__Objective__. Wherever "text" appears in a line, list that line.

__Supplied entries__.
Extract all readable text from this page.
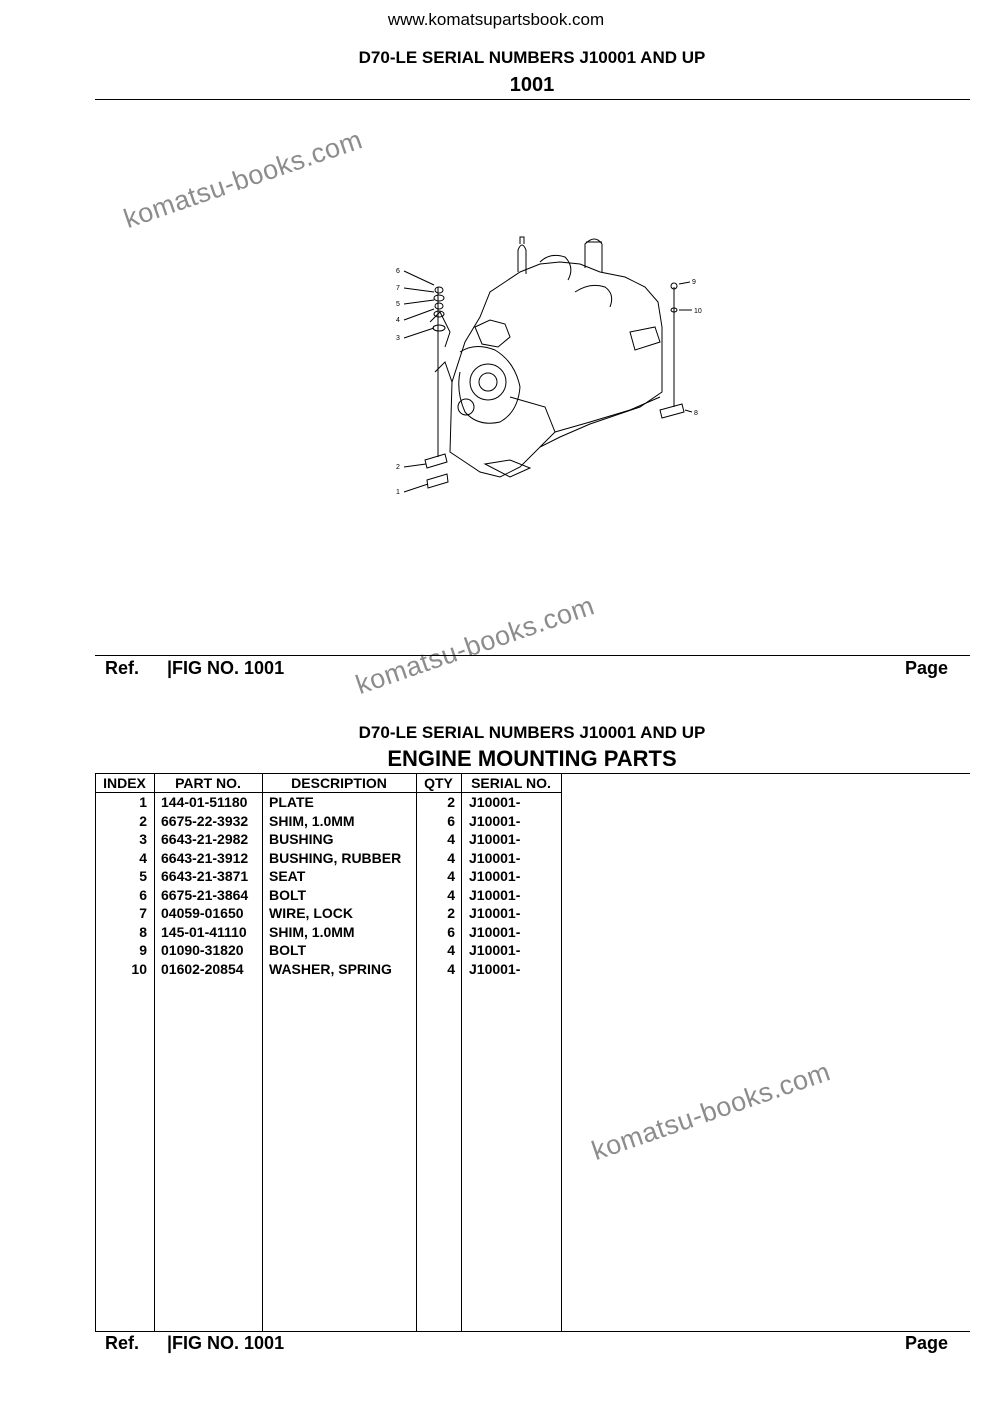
www.komatsupartsbook.com
D70-LE SERIAL NUMBERS J10001 AND UP
1001
komatsu-books.com
komatsu-books.com
komatsu-books.com
6
7
5
4
3
2
1
9
10
8
Ref. |FIG NO. 1001	Page
D70-LE SERIAL NUMBERS J10001 AND UP
ENGINE MOUNTING PARTS
INDEX	PART NO.	DESCRIPTION	QTY	SERIAL NO.
1 144-01-51180 PLATE	2 J10001-
2 6675-22-3932 SHIM, 1.0MM	6 J10001-
3 6643-21-2982 BUSHING	4 J10001-
4 6643-21-3912 BUSHING, RUBBER	4 J10001-
5 6643-21-3871 SEAT	4 J10001-
6 6675-21-3864 BOLT	4 J10001-
7 04059-01650 WIRE, LOCK	2 J10001-
8 145-01-41110 SHIM, 1.0MM	6 J10001-
9 01090-31820 BOLT	4 J10001-
10 01602-20854 WASHER, SPRING	4 J10001-
Ref. |FIG NO. 1001	Page
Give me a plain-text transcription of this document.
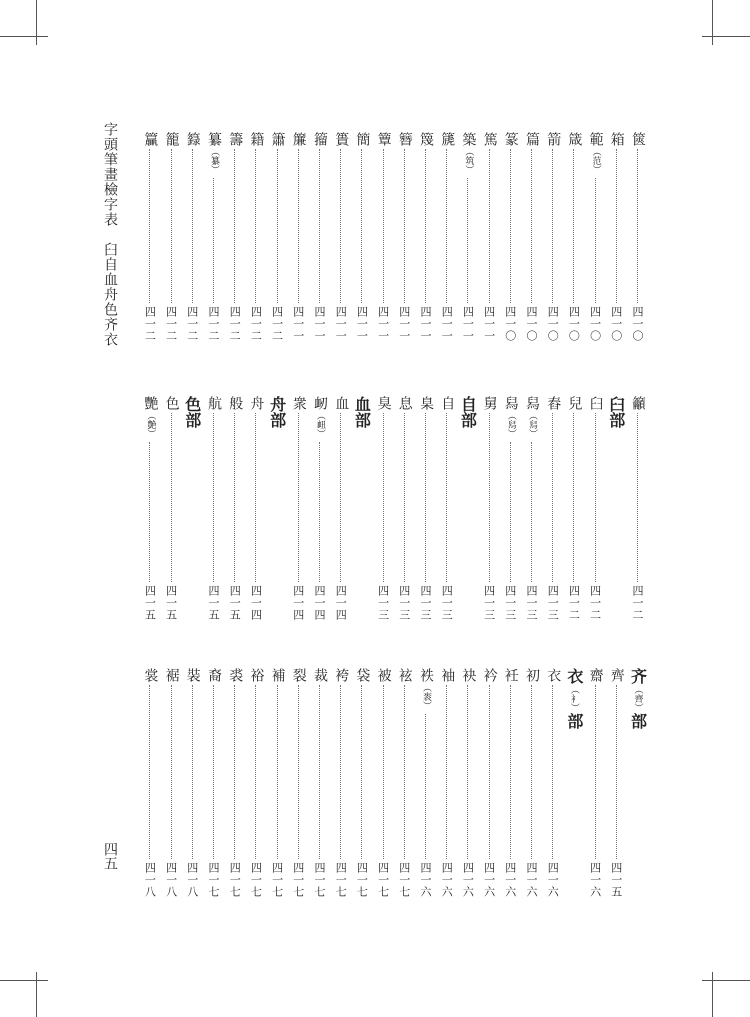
字頭筆畫檢字表　臼自血舟色齐衣
四五
篋
四一〇
箱
四一〇
範
（范）
四一〇
箴
四一〇
箭
四一〇
篇
四一〇
篆
四一〇
篤
四一一
築
（筑）
四一一
篪
四一一
篾
四一一
簪
四一一
簟
四一一
簡
四一一
簣
四一一
籀
四一一
簾
四一一
簫
四一二
籍
四一二
籌
四一二
纂
（纂）
四一二
籙
四一二
籠
四一二
籯
四一二
籲
四一二
臼部
臼
四一二
兒
四一二
舂
四一三
舄
（舄）
四一三
舄
（舄）
四一三
舅
四一三
自部
自
四一三
臬
四一三
息
四一三
臭
四一三
血部
血
四一四
衂
（衄）
四一四
衆
四一四
舟部
舟
四一四
般
四一五
航
四一五
色部
色
四一五
艷
（艶）
四一五
齐（齊）部
齊
四一五
齋
四一六
衣（衤）部
衣
四一六
初
四一六
衽
四一六
衿
四一六
袂
四一六
袖
四一六
袟
（袠）
四一六
袨
四一七
被
四一七
袋
四一七
袴
四一七
裁
四一七
裂
四一七
補
四一七
裕
四一七
裘
四一七
裔
四一七
裝
四一八
裾
四一八
裳
四一八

__Complete answer__.
Extract all readable text from this page.
Give me a plain-text transcription of this document.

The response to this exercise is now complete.